Provided records >>

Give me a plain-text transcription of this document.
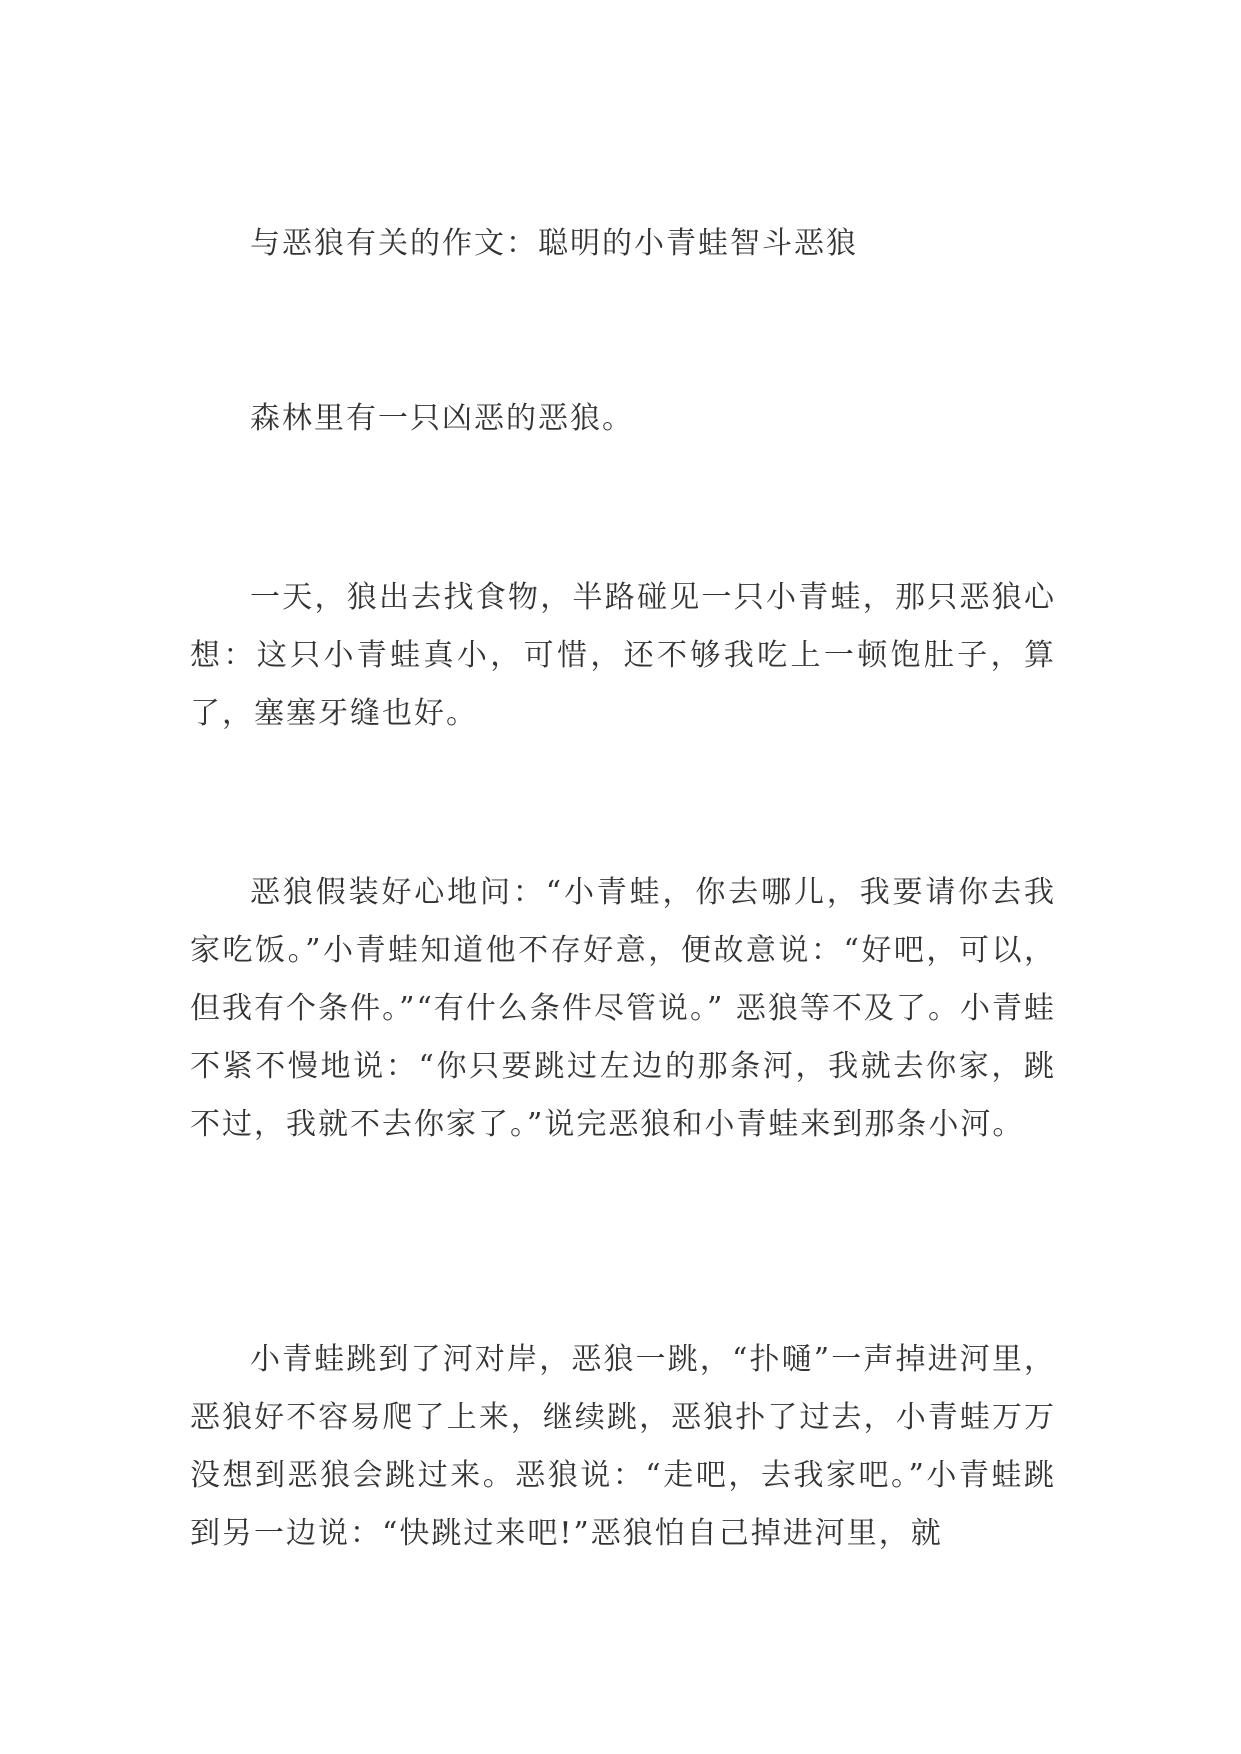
与恶狼有关的作文：聪明的小青蛙智斗恶狼

森林里有一只凶恶的恶狼。

一天，狼出去找食物，半路碰见一只小青蛙，那只恶狼心想：这只小青蛙真小，可惜，还不够我吃上一顿饱肚子，算了，塞塞牙缝也好。

恶狼假装好心地问：“小青蛙，你去哪儿，我要请你去我家吃饭。”小青蛙知道他不存好意，便故意说：“好吧，可以，但我有个条件。”“有什么条件尽管说。” 恶狼等不及了。小青蛙不紧不慢地说：“你只要跳过左边的那条河，我就去你家，跳不过，我就不去你家了。”说完恶狼和小青蛙来到那条小河。

小青蛙跳到了河对岸，恶狼一跳，“扑嗵”一声掉进河里，恶狼好不容易爬了上来，继续跳，恶狼扑了过去，小青蛙万万没想到恶狼会跳过来。恶狼说：“走吧，去我家吧。”小青蛙跳到另一边说：“快跳过来吧!”恶狼怕自己掉进河里，就
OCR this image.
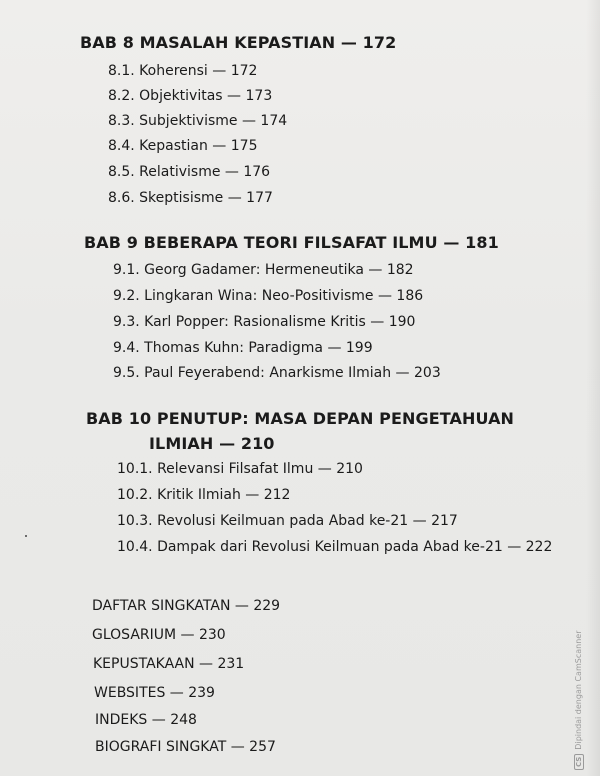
BAB 8 MASALAH KEPASTIAN — 172
8.1. Koherensi — 172
8.2. Objektivitas — 173
8.3. Subjektivisme — 174
8.4. Kepastian — 175
8.5. Relativisme — 176
8.6. Skeptisisme — 177
BAB 9 BEBERAPA TEORI FILSAFAT ILMU — 181
9.1. Georg Gadamer: Hermeneutika — 182
9.2. Lingkaran Wina: Neo-Positivisme — 186
9.3. Karl Popper: Rasionalisme Kritis — 190
9.4. Thomas Kuhn: Paradigma — 199
9.5. Paul Feyerabend: Anarkisme Ilmiah — 203
BAB 10 PENUTUP: MASA DEPAN PENGETAHUAN
ILMIAH — 210
10.1. Relevansi Filsafat Ilmu — 210
10.2. Kritik Ilmiah — 212
10.3. Revolusi Keilmuan pada Abad ke-21 — 217
10.4. Dampak dari Revolusi Keilmuan pada Abad ke-21 — 222
DAFTAR SINGKATAN — 229
GLOSARIUM — 230
KEPUSTAKAAN — 231
WEBSITES — 239
INDEKS — 248
BIOGRAFI SINGKAT — 257
CSDipindai dengan CamScanner
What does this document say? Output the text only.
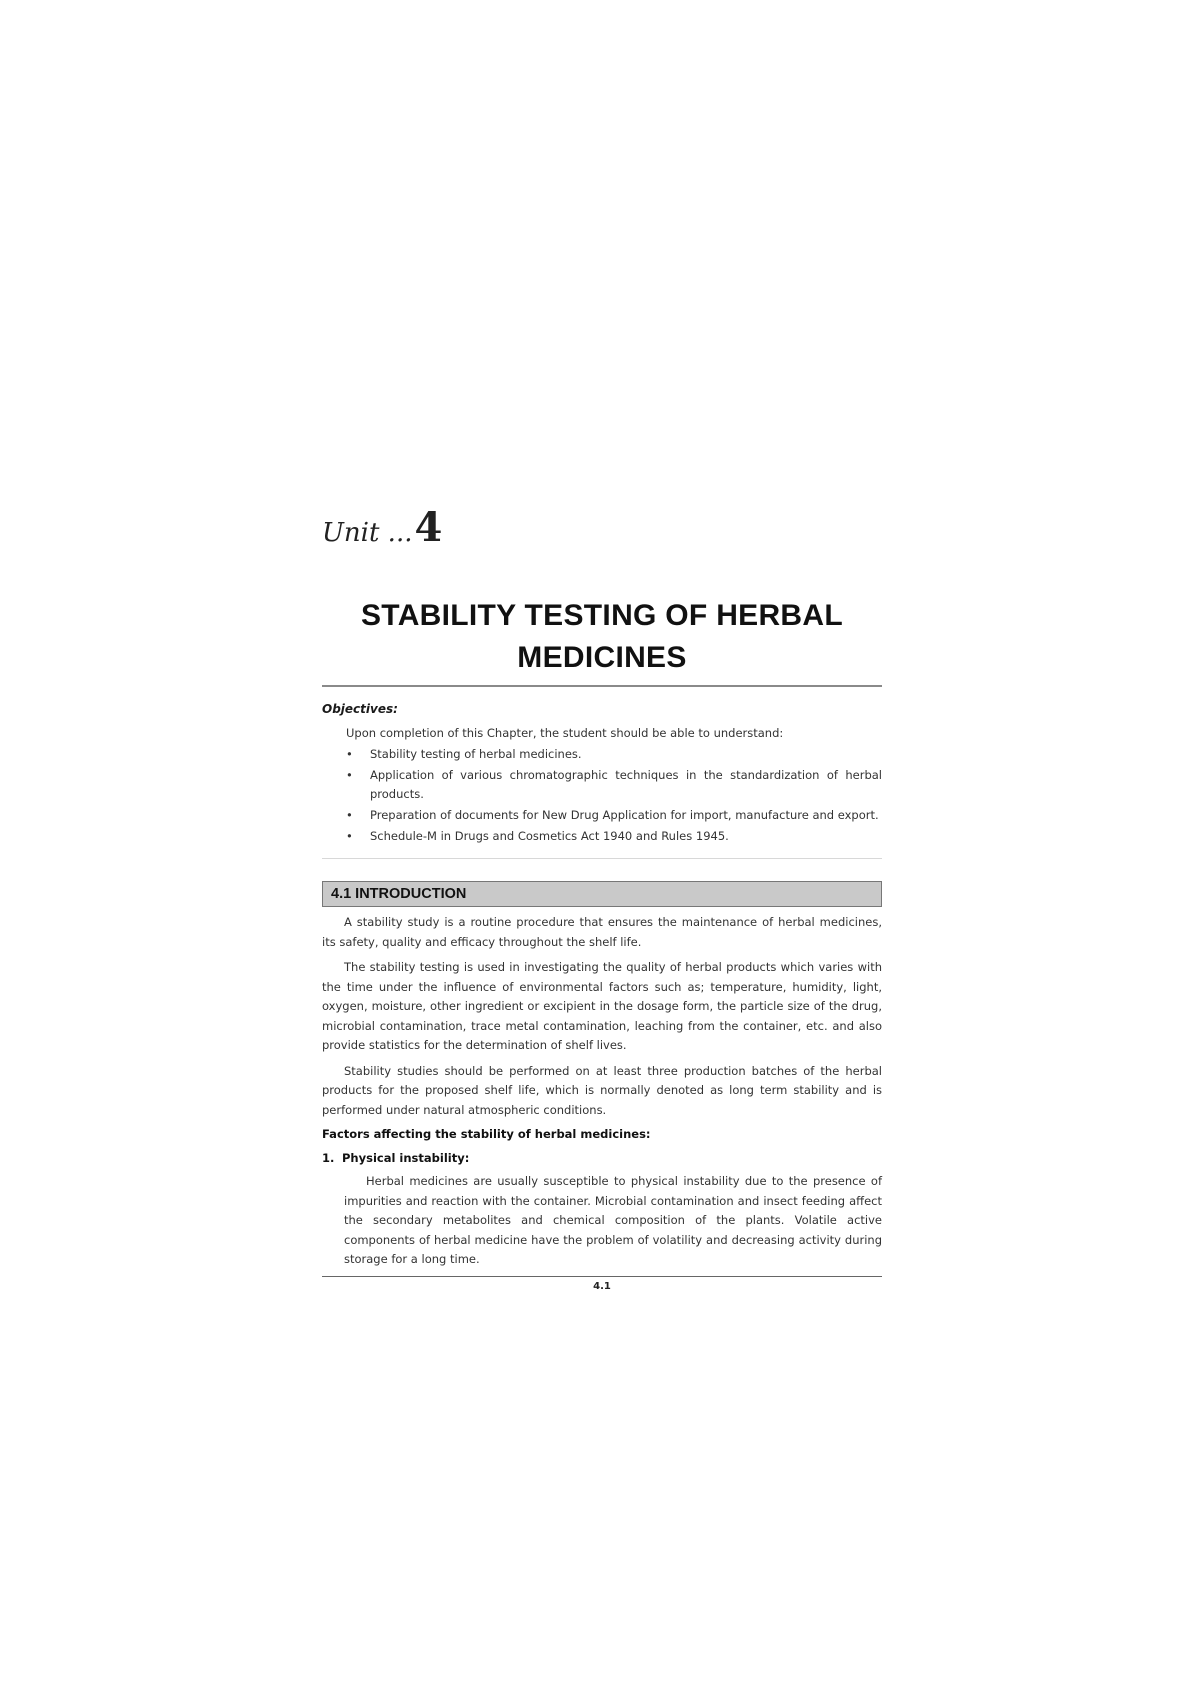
Unit ...4
STABILITY TESTING OF HERBAL
MEDICINES
Objectives:
Upon completion of this Chapter, the student should be able to understand:
• Stability testing of herbal medicines.
• Application of various chromatographic techniques in the standardization of herbal products.
• Preparation of documents for New Drug Application for import, manufacture and export.
• Schedule-M in Drugs and Cosmetics Act 1940 and Rules 1945.
4.1 INTRODUCTION

A stability study is a routine procedure that ensures the maintenance of herbal medicines, its safety, quality and efficacy throughout the shelf life.

The stability testing is used in investigating the quality of herbal products which varies with the time under the influence of environmental factors such as; temperature, humidity, light, oxygen, moisture, other ingredient or excipient in the dosage form, the particle size of the drug, microbial contamination, trace metal contamination, leaching from the container, etc. and also provide statistics for the determination of shelf lives.

Stability studies should be performed on at least three production batches of the herbal products for the proposed shelf life, which is normally denoted as long term stability and is performed under natural atmospheric conditions.

Factors affecting the stability of herbal medicines:
1. Physical instability:

Herbal medicines are usually susceptible to physical instability due to the presence of impurities and reaction with the container. Microbial contamination and insect feeding affect the secondary metabolites and chemical composition of the plants. Volatile active components of herbal medicine have the problem of volatility and decreasing activity during storage for a long time.

4.1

Problem description >> Above are entries; state the number of lines among them that contain "this", and nothing else.

Answer to the exercise >> 4